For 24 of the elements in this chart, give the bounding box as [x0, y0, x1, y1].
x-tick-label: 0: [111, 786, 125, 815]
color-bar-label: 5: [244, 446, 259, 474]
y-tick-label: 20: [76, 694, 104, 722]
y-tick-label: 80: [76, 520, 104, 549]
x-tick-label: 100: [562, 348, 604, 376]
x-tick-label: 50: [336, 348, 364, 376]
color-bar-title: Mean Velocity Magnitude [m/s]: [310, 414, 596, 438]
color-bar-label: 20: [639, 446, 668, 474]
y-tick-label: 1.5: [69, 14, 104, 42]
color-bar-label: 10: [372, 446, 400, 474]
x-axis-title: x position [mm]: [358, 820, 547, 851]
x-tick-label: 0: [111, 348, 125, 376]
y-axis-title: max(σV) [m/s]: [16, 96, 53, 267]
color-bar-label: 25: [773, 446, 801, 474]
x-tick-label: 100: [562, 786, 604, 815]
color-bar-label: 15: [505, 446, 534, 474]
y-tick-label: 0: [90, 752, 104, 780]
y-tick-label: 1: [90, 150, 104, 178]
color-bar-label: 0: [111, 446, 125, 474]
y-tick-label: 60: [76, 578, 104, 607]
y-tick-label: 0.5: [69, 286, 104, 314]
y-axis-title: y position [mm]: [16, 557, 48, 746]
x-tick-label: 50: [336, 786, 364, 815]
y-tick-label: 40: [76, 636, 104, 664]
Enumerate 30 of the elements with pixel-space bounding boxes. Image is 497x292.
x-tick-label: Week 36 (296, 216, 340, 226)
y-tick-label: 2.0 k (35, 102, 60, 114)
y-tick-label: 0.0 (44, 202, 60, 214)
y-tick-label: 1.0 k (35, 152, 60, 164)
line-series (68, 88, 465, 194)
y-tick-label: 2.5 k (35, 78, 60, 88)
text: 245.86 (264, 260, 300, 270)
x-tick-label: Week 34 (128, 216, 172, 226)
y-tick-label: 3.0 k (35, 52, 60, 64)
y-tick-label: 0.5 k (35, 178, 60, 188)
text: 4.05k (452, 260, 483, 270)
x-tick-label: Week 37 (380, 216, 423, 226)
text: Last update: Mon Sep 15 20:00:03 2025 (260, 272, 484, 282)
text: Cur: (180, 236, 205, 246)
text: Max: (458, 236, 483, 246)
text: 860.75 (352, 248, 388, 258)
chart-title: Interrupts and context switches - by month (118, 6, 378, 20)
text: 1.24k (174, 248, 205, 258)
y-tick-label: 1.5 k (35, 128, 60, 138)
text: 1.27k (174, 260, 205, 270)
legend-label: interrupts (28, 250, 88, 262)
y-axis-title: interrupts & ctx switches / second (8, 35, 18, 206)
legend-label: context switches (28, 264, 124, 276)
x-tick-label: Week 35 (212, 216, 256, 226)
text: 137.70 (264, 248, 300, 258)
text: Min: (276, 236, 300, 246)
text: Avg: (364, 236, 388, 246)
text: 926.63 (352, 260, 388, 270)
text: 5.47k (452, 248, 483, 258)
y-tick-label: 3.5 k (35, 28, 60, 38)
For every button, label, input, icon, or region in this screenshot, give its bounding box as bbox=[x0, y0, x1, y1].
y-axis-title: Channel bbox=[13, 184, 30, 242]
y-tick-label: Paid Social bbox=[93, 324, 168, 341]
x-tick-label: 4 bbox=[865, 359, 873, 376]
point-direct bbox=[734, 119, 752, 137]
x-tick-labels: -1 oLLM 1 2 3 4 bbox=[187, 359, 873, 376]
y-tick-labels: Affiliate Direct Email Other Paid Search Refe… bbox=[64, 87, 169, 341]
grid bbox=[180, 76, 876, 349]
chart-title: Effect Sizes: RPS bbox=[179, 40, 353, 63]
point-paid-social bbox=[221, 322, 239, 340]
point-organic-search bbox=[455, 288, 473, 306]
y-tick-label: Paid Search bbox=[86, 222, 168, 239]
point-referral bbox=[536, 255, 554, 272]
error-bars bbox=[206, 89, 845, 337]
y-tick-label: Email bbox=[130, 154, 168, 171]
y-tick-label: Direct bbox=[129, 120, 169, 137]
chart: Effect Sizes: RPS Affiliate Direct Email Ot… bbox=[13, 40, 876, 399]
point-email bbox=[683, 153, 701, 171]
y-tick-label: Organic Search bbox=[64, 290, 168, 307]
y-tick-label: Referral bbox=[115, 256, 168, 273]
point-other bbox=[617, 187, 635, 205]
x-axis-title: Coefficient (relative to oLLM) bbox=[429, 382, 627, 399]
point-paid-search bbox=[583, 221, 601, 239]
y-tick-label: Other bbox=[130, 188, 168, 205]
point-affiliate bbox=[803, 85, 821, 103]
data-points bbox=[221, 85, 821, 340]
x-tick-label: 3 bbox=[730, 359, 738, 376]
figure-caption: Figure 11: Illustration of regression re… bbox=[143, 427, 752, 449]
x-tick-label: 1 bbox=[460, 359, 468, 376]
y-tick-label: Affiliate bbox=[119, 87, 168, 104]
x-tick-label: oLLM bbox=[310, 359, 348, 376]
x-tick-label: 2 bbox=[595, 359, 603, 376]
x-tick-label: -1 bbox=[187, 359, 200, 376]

━━━━

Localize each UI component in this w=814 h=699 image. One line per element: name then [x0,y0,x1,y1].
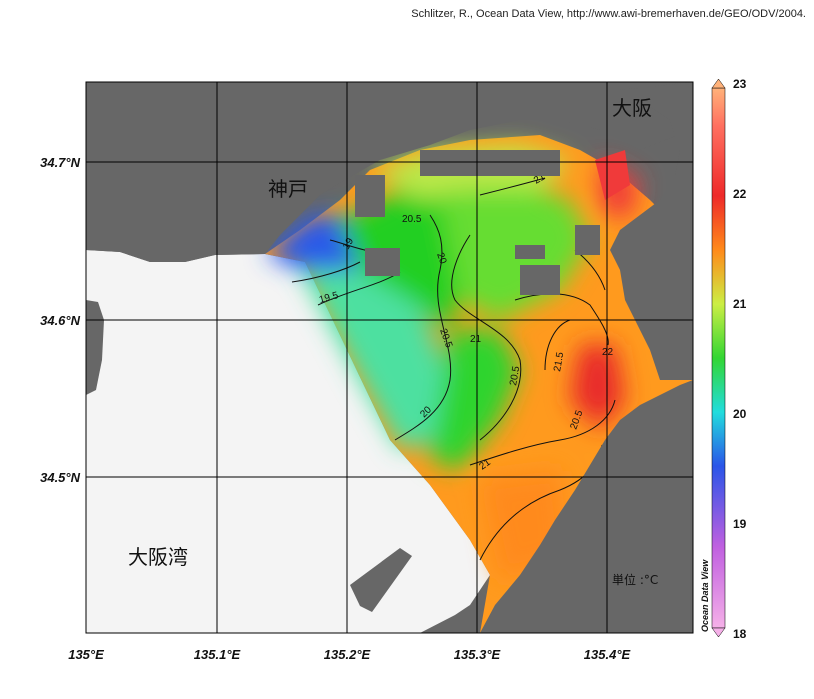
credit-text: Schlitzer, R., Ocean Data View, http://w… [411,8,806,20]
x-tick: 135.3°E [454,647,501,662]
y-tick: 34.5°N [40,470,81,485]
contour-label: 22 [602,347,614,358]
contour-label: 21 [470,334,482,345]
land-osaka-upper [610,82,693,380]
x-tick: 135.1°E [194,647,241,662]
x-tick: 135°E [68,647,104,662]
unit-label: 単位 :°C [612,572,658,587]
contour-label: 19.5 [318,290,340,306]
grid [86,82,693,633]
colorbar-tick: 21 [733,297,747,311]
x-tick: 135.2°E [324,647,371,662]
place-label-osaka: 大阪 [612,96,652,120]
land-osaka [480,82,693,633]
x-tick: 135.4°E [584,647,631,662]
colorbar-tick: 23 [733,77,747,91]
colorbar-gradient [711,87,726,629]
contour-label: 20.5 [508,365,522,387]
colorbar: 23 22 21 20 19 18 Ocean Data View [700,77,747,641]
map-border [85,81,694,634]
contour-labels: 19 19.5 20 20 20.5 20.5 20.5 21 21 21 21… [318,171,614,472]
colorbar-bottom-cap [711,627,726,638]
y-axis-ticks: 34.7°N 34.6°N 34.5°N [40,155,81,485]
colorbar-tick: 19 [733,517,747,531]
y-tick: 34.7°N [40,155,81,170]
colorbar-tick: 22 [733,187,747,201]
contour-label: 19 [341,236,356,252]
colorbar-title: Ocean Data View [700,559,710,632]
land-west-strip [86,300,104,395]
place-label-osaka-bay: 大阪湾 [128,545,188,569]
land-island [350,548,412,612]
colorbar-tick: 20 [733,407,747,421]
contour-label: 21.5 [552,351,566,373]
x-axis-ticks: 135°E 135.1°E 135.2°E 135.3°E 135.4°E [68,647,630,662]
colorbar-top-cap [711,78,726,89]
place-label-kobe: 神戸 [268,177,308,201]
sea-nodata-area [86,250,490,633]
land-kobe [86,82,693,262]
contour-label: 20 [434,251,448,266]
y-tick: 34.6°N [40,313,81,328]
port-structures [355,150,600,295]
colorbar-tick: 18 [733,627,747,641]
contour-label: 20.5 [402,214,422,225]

━━━━

Reproduce the listing verbatim from the line containing "credit-text: Schlitzer, R., Ocean" down through the line containing "x-tick: 135°E [68,647,104,662]", including both of those lines and nothing else.

• _Task result_:
credit-text: Schlitzer, R., Ocean Data View, http://w… [411,8,806,20]
x-tick: 135.3°E [454,647,501,662]
y-tick: 34.5°N [40,470,81,485]
contour-label: 22 [602,347,614,358]
contour-label: 21 [470,334,482,345]
land-osaka-upper [610,82,693,380]
x-tick: 135.1°E [194,647,241,662]
x-tick: 135°E [68,647,104,662]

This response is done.